◆ **Set exercise**:
Find the lines that include the string "parmi" and report how many there are. Give no other text.
-- BEGIN Record list --
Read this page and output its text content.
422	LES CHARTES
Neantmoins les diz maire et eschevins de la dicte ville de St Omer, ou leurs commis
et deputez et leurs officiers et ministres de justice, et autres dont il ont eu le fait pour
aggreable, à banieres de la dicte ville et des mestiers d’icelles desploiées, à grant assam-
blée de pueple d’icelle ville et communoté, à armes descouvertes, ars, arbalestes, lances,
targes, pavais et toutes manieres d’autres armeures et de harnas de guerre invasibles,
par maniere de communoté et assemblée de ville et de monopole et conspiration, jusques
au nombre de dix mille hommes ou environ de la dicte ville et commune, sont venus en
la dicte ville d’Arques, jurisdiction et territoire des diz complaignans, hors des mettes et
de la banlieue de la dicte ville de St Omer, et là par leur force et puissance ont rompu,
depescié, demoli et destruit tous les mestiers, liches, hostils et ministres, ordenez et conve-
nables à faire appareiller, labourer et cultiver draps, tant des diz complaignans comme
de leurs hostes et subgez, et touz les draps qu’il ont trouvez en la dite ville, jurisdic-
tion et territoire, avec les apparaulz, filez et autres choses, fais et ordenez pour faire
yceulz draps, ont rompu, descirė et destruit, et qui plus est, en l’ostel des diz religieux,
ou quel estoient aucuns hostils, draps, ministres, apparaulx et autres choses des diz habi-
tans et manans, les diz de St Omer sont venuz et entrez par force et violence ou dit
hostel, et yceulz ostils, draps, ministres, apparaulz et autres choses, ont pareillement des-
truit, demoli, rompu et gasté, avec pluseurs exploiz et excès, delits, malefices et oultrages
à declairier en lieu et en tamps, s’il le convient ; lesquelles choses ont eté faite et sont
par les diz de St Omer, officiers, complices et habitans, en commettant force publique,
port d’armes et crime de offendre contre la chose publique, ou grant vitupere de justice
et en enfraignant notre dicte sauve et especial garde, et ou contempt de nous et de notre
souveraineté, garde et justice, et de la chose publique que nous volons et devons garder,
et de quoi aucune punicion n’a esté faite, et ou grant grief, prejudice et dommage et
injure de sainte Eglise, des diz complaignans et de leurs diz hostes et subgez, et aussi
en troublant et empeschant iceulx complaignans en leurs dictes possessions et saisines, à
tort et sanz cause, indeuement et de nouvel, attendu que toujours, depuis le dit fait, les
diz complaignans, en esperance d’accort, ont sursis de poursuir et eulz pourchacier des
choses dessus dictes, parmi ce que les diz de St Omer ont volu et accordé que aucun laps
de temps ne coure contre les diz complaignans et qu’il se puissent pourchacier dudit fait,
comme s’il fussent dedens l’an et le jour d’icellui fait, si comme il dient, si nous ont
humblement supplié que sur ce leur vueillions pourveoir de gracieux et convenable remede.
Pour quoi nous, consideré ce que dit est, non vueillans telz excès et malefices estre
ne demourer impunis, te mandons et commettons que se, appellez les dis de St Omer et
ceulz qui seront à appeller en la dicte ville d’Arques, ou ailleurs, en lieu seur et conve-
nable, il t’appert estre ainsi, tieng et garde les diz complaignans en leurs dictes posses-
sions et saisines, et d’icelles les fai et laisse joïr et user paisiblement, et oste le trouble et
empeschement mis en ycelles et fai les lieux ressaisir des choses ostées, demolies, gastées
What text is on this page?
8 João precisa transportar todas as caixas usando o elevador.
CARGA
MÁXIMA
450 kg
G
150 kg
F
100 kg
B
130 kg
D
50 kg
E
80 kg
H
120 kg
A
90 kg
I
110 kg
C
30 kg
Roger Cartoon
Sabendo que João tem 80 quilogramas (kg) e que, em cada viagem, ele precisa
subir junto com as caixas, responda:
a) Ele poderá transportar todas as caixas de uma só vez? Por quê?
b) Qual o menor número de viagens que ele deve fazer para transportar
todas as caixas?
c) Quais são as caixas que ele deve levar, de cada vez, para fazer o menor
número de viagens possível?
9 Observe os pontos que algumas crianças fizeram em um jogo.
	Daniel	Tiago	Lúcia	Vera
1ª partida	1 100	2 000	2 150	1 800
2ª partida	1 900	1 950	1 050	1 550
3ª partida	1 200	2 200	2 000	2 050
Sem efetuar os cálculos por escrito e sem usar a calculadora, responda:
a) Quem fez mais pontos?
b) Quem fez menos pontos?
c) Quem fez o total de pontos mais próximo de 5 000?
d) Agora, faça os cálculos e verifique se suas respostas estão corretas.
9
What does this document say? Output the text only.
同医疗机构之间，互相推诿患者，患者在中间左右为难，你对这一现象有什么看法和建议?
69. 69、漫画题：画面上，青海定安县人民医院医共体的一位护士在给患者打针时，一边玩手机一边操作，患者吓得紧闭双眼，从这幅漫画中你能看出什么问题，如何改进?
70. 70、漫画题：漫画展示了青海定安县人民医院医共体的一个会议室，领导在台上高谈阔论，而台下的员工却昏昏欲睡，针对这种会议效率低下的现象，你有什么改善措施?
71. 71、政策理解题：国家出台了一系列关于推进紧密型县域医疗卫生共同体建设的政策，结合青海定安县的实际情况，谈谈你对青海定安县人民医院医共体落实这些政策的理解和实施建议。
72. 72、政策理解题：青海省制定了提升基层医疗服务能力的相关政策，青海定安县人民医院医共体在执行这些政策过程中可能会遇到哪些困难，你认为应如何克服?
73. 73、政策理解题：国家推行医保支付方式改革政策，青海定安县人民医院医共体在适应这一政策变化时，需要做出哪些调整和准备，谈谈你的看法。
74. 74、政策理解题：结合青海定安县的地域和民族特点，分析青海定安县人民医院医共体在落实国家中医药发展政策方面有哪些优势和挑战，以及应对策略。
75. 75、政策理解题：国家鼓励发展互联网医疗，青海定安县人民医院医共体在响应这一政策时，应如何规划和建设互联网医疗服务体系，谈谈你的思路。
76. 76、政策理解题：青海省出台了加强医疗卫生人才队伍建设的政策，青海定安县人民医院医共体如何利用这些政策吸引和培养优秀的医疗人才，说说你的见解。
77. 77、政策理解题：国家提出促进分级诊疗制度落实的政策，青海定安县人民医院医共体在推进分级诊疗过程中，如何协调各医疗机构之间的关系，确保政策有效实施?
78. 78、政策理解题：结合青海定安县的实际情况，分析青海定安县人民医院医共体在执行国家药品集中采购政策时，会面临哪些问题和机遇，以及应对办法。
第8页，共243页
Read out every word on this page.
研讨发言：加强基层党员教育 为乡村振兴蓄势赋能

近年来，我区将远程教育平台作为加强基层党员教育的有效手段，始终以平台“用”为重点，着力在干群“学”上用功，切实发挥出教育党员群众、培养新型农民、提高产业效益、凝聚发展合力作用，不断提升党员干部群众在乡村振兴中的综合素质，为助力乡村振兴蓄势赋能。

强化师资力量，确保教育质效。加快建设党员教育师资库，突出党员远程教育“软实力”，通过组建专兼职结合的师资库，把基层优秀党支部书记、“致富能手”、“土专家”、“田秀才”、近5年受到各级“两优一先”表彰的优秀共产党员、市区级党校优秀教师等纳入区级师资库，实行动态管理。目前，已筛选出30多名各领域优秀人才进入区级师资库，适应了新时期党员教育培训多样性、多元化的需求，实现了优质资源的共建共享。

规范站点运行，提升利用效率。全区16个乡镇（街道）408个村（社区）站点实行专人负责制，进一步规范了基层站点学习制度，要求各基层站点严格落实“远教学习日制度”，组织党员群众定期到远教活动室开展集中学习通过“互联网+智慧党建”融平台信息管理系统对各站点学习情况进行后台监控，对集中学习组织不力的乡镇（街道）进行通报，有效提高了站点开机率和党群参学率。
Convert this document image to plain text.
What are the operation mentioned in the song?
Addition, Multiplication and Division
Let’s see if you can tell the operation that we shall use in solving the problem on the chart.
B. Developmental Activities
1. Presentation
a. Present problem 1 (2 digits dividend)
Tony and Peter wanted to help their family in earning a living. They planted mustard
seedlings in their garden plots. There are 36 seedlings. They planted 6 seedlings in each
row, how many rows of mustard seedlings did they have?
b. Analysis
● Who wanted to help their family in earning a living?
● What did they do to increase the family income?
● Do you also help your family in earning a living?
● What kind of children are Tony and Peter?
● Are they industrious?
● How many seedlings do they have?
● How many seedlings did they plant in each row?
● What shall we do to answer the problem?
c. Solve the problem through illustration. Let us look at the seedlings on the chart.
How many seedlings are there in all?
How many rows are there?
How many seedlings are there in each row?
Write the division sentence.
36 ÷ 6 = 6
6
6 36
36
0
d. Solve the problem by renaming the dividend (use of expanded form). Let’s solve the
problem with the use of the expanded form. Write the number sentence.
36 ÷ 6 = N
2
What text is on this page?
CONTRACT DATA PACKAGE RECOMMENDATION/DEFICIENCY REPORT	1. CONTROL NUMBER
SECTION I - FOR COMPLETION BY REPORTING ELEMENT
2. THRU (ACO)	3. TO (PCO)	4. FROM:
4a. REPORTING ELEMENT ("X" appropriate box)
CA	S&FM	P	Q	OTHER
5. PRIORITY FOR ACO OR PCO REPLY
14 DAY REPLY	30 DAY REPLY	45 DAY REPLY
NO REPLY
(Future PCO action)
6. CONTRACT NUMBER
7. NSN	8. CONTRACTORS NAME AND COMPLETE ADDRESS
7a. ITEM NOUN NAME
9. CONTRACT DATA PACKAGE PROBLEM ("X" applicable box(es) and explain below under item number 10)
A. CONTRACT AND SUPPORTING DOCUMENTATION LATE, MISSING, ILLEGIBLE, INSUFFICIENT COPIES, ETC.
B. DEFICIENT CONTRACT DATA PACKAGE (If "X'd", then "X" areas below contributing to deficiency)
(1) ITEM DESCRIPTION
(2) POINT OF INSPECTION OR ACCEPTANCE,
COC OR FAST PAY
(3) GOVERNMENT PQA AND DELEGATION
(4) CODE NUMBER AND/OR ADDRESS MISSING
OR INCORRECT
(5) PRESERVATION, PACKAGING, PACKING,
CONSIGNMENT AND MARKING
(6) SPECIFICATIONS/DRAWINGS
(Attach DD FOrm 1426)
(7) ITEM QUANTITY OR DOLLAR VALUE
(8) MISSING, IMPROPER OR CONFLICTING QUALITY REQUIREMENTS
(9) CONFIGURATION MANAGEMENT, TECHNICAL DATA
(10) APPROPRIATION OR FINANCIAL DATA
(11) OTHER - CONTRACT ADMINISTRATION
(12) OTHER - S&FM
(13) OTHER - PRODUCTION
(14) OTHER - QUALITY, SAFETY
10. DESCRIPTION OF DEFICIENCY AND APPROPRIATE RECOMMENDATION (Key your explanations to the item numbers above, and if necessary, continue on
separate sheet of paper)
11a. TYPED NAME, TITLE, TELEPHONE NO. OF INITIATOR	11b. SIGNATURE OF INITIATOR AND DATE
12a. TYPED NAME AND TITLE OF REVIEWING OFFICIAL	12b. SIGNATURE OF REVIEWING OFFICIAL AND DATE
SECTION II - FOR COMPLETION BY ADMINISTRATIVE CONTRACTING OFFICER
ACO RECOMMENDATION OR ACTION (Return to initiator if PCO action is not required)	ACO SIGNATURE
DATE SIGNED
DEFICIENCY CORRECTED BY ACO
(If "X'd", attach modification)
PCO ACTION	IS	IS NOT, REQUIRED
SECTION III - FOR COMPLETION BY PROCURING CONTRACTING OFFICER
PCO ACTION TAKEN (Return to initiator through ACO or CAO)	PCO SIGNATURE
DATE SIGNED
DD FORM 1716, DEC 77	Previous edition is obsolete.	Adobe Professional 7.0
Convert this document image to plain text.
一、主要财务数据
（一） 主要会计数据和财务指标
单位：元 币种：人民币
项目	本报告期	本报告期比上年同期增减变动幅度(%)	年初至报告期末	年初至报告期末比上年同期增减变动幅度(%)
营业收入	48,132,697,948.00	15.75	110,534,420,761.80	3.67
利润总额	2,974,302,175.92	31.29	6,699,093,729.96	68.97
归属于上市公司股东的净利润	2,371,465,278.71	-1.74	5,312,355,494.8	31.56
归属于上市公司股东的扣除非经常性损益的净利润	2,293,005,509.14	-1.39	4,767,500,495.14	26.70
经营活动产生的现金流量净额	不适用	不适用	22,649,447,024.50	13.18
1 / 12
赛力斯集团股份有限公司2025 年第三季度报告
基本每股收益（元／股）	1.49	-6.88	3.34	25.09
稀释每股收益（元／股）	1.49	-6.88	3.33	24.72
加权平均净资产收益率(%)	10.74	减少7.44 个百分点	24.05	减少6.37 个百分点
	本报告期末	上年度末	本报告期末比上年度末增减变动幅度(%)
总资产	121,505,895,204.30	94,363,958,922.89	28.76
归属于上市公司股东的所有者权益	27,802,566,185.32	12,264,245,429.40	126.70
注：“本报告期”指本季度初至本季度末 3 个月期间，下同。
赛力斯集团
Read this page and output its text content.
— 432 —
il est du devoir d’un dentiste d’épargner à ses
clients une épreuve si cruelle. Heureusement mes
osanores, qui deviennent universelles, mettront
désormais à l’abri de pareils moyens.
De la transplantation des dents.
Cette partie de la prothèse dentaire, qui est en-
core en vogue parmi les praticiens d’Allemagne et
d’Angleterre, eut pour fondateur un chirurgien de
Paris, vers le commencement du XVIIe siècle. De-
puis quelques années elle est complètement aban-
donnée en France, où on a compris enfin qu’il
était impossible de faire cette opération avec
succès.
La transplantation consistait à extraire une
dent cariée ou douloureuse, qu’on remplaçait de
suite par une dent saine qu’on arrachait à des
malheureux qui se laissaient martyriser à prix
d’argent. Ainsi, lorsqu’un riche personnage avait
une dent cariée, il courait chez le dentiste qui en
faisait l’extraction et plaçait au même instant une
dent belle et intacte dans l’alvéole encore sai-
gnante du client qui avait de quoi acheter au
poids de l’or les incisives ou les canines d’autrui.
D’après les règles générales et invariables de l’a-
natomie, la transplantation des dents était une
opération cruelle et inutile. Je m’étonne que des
-- END Record list --
◆ **Result**:
2